SELECTED EXCERPT:
● ● ● ●

I watched on. A couple of guys stood looking doubtful. Should he put his big strong arm about the woman crying? Isn’t there a man in this house who can comfort the woman? An older comforter sent a clear eye message – “Don’t dare think of it, you bastard.”

What had that guy done? Why was I caught it in the warning? Are all men tainted by some original sin that they cannot comfort a woman at such times? Half an hour before I’d been flirting with one of those tearful women.

In the days that followed, I asked several women. None admitted they cried or even shed a tear. They all knew someone who did, but none wanted to talk about it. Delving into blogs “Did you watch the Royal Wedding” shed no light on the issue. Except curiously, some women reporting the Royal Wedding made them sick and they did not watch a second of it. Why? A national spectacle, a national celebration, one couple declaring love their love, if that’s what some people want to do, what’s the problem?

Every ten years or so, The West seems to need a national wedding celebration. If royalty or celebrities don’t provide, the film will industry will. Three Weddings with a Funeral thrown in for good contrast. If that is not enough, read a good Mills & Boon novella. A recent BBC romance novel documentary showed Mills and Boon readers. Most readers were in the throws of divorce, just divorced, in affairs or, dreaming of affairs or the perfect love. Then there are the broken-heart-mended films of go find yourself after a break up, such as Eat, Pray, and Love. |The film contains the line, “We cry at weddings because it reminds us of ourselves.”

So is that what these tears are about? Women crying for love lost, a dream dashed on the rocks of life, or a love never achieved? More than half the women of the land endure divorce, never find the love of their lives or live in second best marriages, and can’t understand why it happened to them. How tragic.

For a start, anyone with their eyes open knows a marriage has a fifty-fifty chance. With that failure rate, you might as well plan for the day it does. Understanding what might cause a break-up may increase the chances it won’t.

● ● ● ●

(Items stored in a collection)
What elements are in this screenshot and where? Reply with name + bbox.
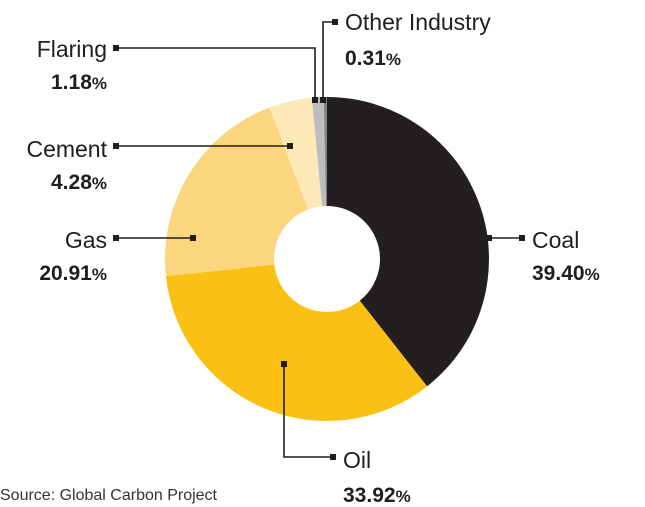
slice-value-flaring: 1.18% <box>51 71 107 94</box>
slice-value-other-industry: 0.31% <box>345 47 401 70</box>
leader-marker-flaring-inner <box>312 97 318 103</box>
slice-label-other-industry: Other Industry <box>345 9 491 35</box>
slice-value-coal: 39.40% <box>532 262 600 285</box>
slice-value-oil: 33.92% <box>343 484 411 507</box>
leader-line-other-industry <box>322 21 335 100</box>
slice-value-cement: 4.28% <box>51 171 107 194</box>
leader-line-oil <box>283 364 333 458</box>
leader-marker-flaring-outer <box>113 45 119 51</box>
slice-labels: Coal 39.40% Oil 33.92% Gas 20.91% Cement 4.28% F… <box>26 9 599 507</box>
slices-group <box>164 96 489 422</box>
leader-marker-oil-outer <box>330 454 336 460</box>
leader-lines <box>113 19 525 460</box>
slice-value-gas: 20.91% <box>39 262 107 285</box>
slice-label-cement: Cement <box>26 136 107 162</box>
donut-hole <box>274 206 380 312</box>
leader-marker-cement-inner <box>287 143 293 149</box>
slice-label-gas: Gas <box>65 227 107 253</box>
leader-marker-oil-inner <box>281 361 287 367</box>
slice-label-flaring: Flaring <box>37 36 107 62</box>
leader-marker-gas-outer <box>113 235 119 241</box>
leader-marker-coal-outer <box>519 235 525 241</box>
slice-coal <box>327 97 489 387</box>
slice-oil <box>165 259 428 422</box>
leader-marker-other-industry-inner <box>320 97 326 103</box>
leader-marker-gas-inner <box>190 235 196 241</box>
slice-label-oil: Oil <box>343 447 371 473</box>
source-note: Source: Global Carbon Project <box>0 487 218 504</box>
leader-marker-coal-inner <box>486 235 492 241</box>
leader-line-flaring <box>116 47 316 100</box>
leader-marker-cement-outer <box>113 143 119 149</box>
slice-label-coal: Coal <box>532 227 579 253</box>
leader-marker-other-industry-outer <box>332 19 338 25</box>
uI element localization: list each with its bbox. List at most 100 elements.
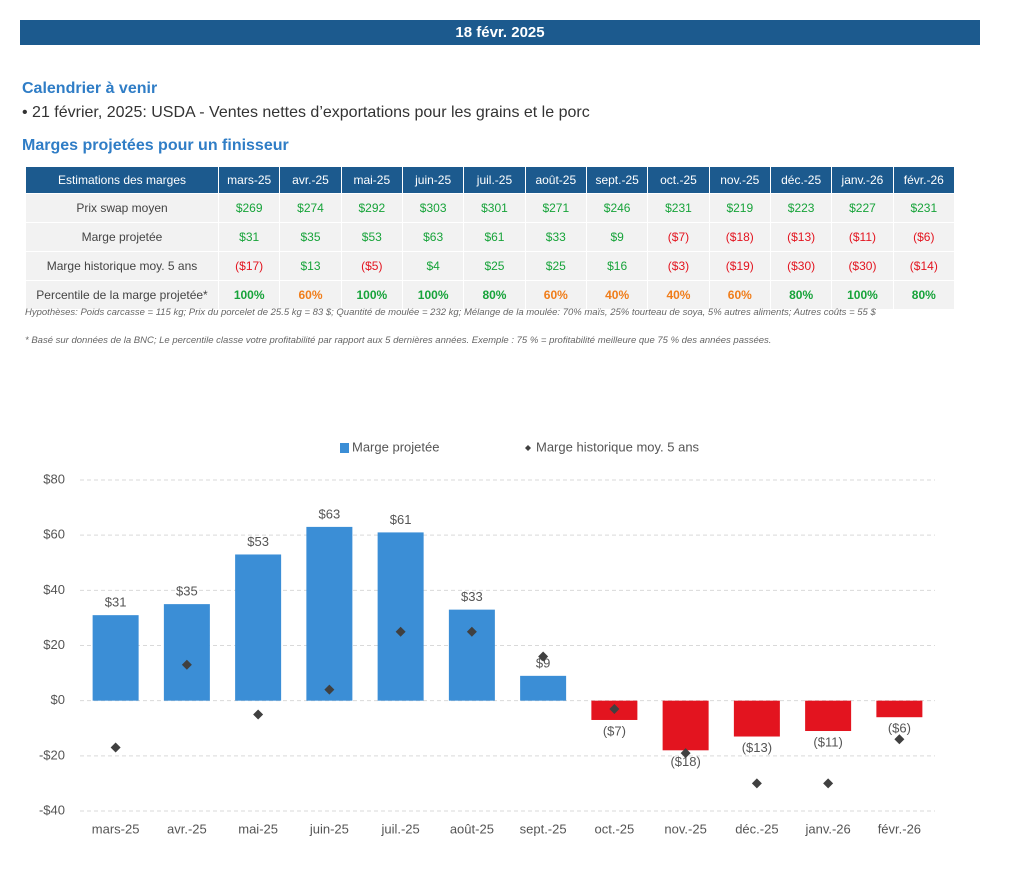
cell: ($7) bbox=[647, 222, 710, 252]
bar bbox=[448, 609, 495, 701]
y-tick-label: $0 bbox=[51, 692, 65, 707]
cell: 100% bbox=[217, 280, 281, 310]
cell: ($3) bbox=[647, 251, 710, 281]
table-row: Percentile de la marge projetée* 100% 60% 1… bbox=[25, 280, 956, 310]
cell: 80% bbox=[463, 280, 526, 310]
cell: ($6) bbox=[892, 222, 956, 252]
x-tick-label: mai-25 bbox=[238, 821, 278, 836]
row-label: Marge projetée bbox=[25, 222, 219, 252]
cell: $63 bbox=[401, 222, 465, 252]
cell: $33 bbox=[524, 222, 587, 252]
bar bbox=[163, 604, 210, 701]
cell: $16 bbox=[585, 251, 649, 281]
marker bbox=[253, 709, 264, 720]
y-tick-label: $40 bbox=[43, 582, 65, 597]
marker bbox=[751, 778, 762, 789]
value-label: $61 bbox=[390, 512, 412, 527]
cell: $269 bbox=[217, 193, 281, 223]
legend-swatch bbox=[340, 443, 349, 453]
marker bbox=[609, 703, 620, 714]
cell: 80% bbox=[769, 280, 833, 310]
column-header: janv.-26 bbox=[831, 166, 894, 194]
marker bbox=[395, 626, 406, 637]
cell: $25 bbox=[463, 251, 526, 281]
y-tick-label: $20 bbox=[43, 637, 65, 652]
cell: ($30) bbox=[769, 251, 833, 281]
chart: -$40 -$20 $0 $20 $40 $60 $80 mars-25 avr.-25 mai-… bbox=[39, 439, 935, 836]
calendar-item: • 21 février, 2025: USDA - Ventes nettes… bbox=[22, 104, 590, 121]
row-label: Prix swap moyen bbox=[25, 193, 219, 223]
x-tick-label: sept.-25 bbox=[520, 821, 567, 836]
row-label: Percentile de la marge projetée* bbox=[25, 280, 219, 310]
cell: 60% bbox=[524, 280, 587, 310]
bar bbox=[733, 700, 780, 737]
cell: 40% bbox=[647, 280, 710, 310]
cell: $4 bbox=[401, 251, 465, 281]
cell: ($13) bbox=[769, 222, 833, 252]
cell: 60% bbox=[708, 280, 771, 310]
y-tick-label: $60 bbox=[43, 527, 65, 542]
cell: 100% bbox=[401, 280, 465, 310]
value-label: ($18) bbox=[670, 754, 700, 769]
value-label: $63 bbox=[319, 506, 341, 521]
cell: ($5) bbox=[340, 251, 403, 281]
cell: $31 bbox=[217, 222, 281, 252]
column-header: mars-25 bbox=[217, 166, 281, 194]
cell: ($14) bbox=[892, 251, 956, 281]
marker bbox=[324, 684, 335, 695]
legend-swatch bbox=[525, 445, 531, 451]
cell: $219 bbox=[708, 193, 771, 223]
cell: $303 bbox=[401, 193, 465, 223]
column-header: mai-25 bbox=[340, 166, 403, 194]
column-header: oct.-25 bbox=[647, 166, 710, 194]
cell: $61 bbox=[463, 222, 526, 252]
legend-label: Marge projetée bbox=[352, 439, 439, 454]
bar bbox=[377, 532, 424, 701]
x-tick-label: févr.-26 bbox=[878, 821, 921, 836]
y-tick-label: -$40 bbox=[39, 802, 65, 817]
marker bbox=[466, 626, 477, 637]
note: Hypothèses: Poids carcasse = 115 kg; Pri… bbox=[25, 307, 876, 318]
cell: $274 bbox=[279, 193, 342, 223]
table-header: Estimations des marges mars-25 avr.-25 mai-… bbox=[25, 166, 956, 194]
value-label: $35 bbox=[176, 584, 198, 599]
column-header: Estimations des marges bbox=[25, 166, 219, 194]
cell: $227 bbox=[831, 193, 894, 223]
date-banner: 18 févr. 2025 bbox=[20, 20, 980, 45]
bar bbox=[520, 675, 567, 701]
cell: $35 bbox=[279, 222, 342, 252]
value-label: $31 bbox=[105, 595, 127, 610]
bar bbox=[876, 700, 923, 718]
cell: $9 bbox=[585, 222, 649, 252]
cell: $301 bbox=[463, 193, 526, 223]
cell: $246 bbox=[585, 193, 649, 223]
x-tick-label: oct.-25 bbox=[595, 821, 635, 836]
x-tick-label: janv.-26 bbox=[804, 821, 850, 836]
margin-table: Estimations des marges mars-25 avr.-25 mai-… bbox=[25, 166, 956, 310]
cell: 100% bbox=[831, 280, 894, 310]
cell: ($17) bbox=[217, 251, 281, 281]
cell: 80% bbox=[892, 280, 956, 310]
cell: ($11) bbox=[831, 222, 894, 252]
table-row: Marge projetée $31 $35 $53 $63 $61 $33 $9 ($7) ($… bbox=[25, 222, 956, 252]
cell: $231 bbox=[647, 193, 710, 223]
column-header: août-25 bbox=[524, 166, 587, 194]
x-tick-label: mars-25 bbox=[92, 821, 140, 836]
column-header: juin-25 bbox=[401, 166, 465, 194]
marker bbox=[894, 734, 905, 745]
marker bbox=[680, 748, 691, 759]
x-tick-label: déc.-25 bbox=[735, 821, 778, 836]
value-label: $9 bbox=[536, 655, 550, 670]
cell: ($18) bbox=[708, 222, 771, 252]
table-row: Prix swap moyen $269 $274 $292 $303 $301 $271 $… bbox=[25, 193, 956, 223]
cell: $25 bbox=[524, 251, 587, 281]
value-label: ($7) bbox=[603, 723, 626, 738]
cell: $53 bbox=[340, 222, 403, 252]
x-tick-label: juil.-25 bbox=[380, 821, 419, 836]
cell: $292 bbox=[340, 193, 403, 223]
note: * Basé sur données de la BNC; Le percent… bbox=[25, 335, 772, 346]
cell: $231 bbox=[892, 193, 956, 223]
column-header: févr.-26 bbox=[892, 166, 956, 194]
x-tick-label: nov.-25 bbox=[664, 821, 706, 836]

● ● ● ●

REQUEST A: Duplicate the part of the passage on crying at weddings that starts with "In the days" and goes on through "what’s the problem?".
REQUEST B: Find every line of the records that contains the string "note" and copy each one. Case counts.

COMPLETE RESPONSE A:
In the days that followed, I asked several women. None admitted they cried or even shed a tear. They all knew someone who did, but none wanted to talk about it. Delving into blogs “Did you watch the Royal Wedding” shed no light on the issue. Except curiously, some women reporting the Royal Wedding made them sick and they did not watch a second of it. Why? A national spectacle, a national celebration, one couple declaring love their love, if that’s what some people want to do, what’s the problem?

COMPLETE RESPONSE B:
source-note: Source: Global Carbon Project <box>0 487 218 504</box>
note: Hypothèses: Poids carcasse = 115 kg; Pri… bbox=[25, 307, 876, 318]
note: * Basé sur données de la BNC; Le percent… bbox=[25, 335, 772, 346]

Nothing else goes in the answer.